# STORED RECORDS
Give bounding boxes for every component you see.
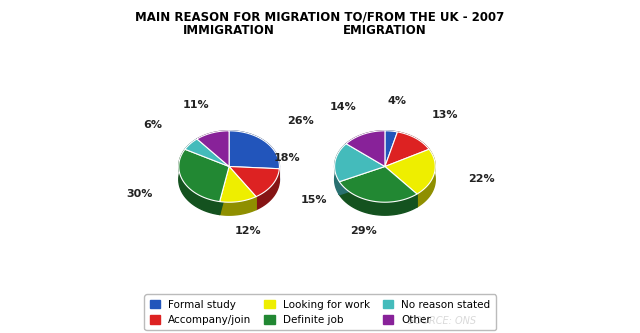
Polygon shape bbox=[385, 166, 417, 207]
Text: 14%: 14% bbox=[330, 102, 356, 112]
Polygon shape bbox=[385, 166, 417, 207]
Text: 15%: 15% bbox=[301, 195, 327, 205]
Polygon shape bbox=[385, 132, 397, 179]
Polygon shape bbox=[229, 166, 279, 197]
Polygon shape bbox=[346, 131, 385, 166]
Polygon shape bbox=[385, 132, 397, 179]
Text: SOURCE: ONS: SOURCE: ONS bbox=[408, 316, 476, 326]
Polygon shape bbox=[335, 144, 385, 182]
Polygon shape bbox=[185, 139, 229, 166]
Polygon shape bbox=[185, 149, 229, 179]
Polygon shape bbox=[339, 166, 385, 195]
Polygon shape bbox=[339, 182, 417, 215]
Polygon shape bbox=[335, 144, 346, 195]
Text: 4%: 4% bbox=[388, 96, 407, 106]
Polygon shape bbox=[385, 149, 429, 179]
Text: 12%: 12% bbox=[234, 226, 261, 236]
Polygon shape bbox=[229, 166, 256, 210]
Polygon shape bbox=[385, 131, 397, 145]
Polygon shape bbox=[229, 166, 256, 210]
Text: 30%: 30% bbox=[127, 189, 153, 199]
Polygon shape bbox=[339, 166, 417, 202]
Polygon shape bbox=[256, 169, 279, 210]
Text: IMMIGRATION: IMMIGRATION bbox=[183, 24, 275, 37]
Polygon shape bbox=[229, 131, 280, 182]
Polygon shape bbox=[229, 166, 279, 182]
Text: 18%: 18% bbox=[274, 153, 300, 163]
Polygon shape bbox=[197, 139, 229, 179]
Polygon shape bbox=[229, 131, 280, 169]
Polygon shape bbox=[197, 131, 229, 152]
Polygon shape bbox=[197, 139, 229, 179]
Polygon shape bbox=[385, 132, 429, 166]
Polygon shape bbox=[220, 166, 229, 214]
Polygon shape bbox=[185, 149, 229, 179]
Polygon shape bbox=[220, 197, 256, 215]
Polygon shape bbox=[185, 139, 197, 162]
Polygon shape bbox=[220, 166, 256, 202]
Polygon shape bbox=[417, 149, 435, 207]
Polygon shape bbox=[346, 131, 385, 157]
Polygon shape bbox=[197, 131, 229, 166]
Text: 6%: 6% bbox=[143, 120, 163, 130]
Text: EMIGRATION: EMIGRATION bbox=[343, 24, 427, 37]
Polygon shape bbox=[397, 132, 429, 162]
Text: 11%: 11% bbox=[182, 100, 209, 110]
Polygon shape bbox=[179, 149, 220, 214]
Polygon shape bbox=[346, 144, 385, 179]
Polygon shape bbox=[229, 166, 279, 182]
Text: 29%: 29% bbox=[350, 226, 377, 236]
Polygon shape bbox=[385, 131, 397, 166]
Polygon shape bbox=[339, 166, 385, 195]
Polygon shape bbox=[220, 166, 229, 214]
Polygon shape bbox=[179, 149, 229, 201]
Polygon shape bbox=[385, 149, 429, 179]
Text: 13%: 13% bbox=[432, 110, 459, 120]
Text: 22%: 22% bbox=[468, 174, 495, 184]
Text: MAIN REASON FOR MIGRATION TO/FROM THE UK - 2007: MAIN REASON FOR MIGRATION TO/FROM THE UK… bbox=[136, 11, 504, 24]
Legend: Formal study, Accompany/join, Looking for work, Definite job, No reason stated, : Formal study, Accompany/join, Looking fo… bbox=[145, 294, 495, 330]
Polygon shape bbox=[346, 144, 385, 179]
Text: 26%: 26% bbox=[287, 117, 314, 127]
Polygon shape bbox=[385, 149, 435, 194]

# YOUR TASK
Pull out each line above that contains the string "Formal".

# TASK ANSWER
Legend: Formal study, Accompany/join, Looking for work, Definite job, No reason stated, : Formal study, Accompany/join, Looking fo… bbox=[145, 294, 495, 330]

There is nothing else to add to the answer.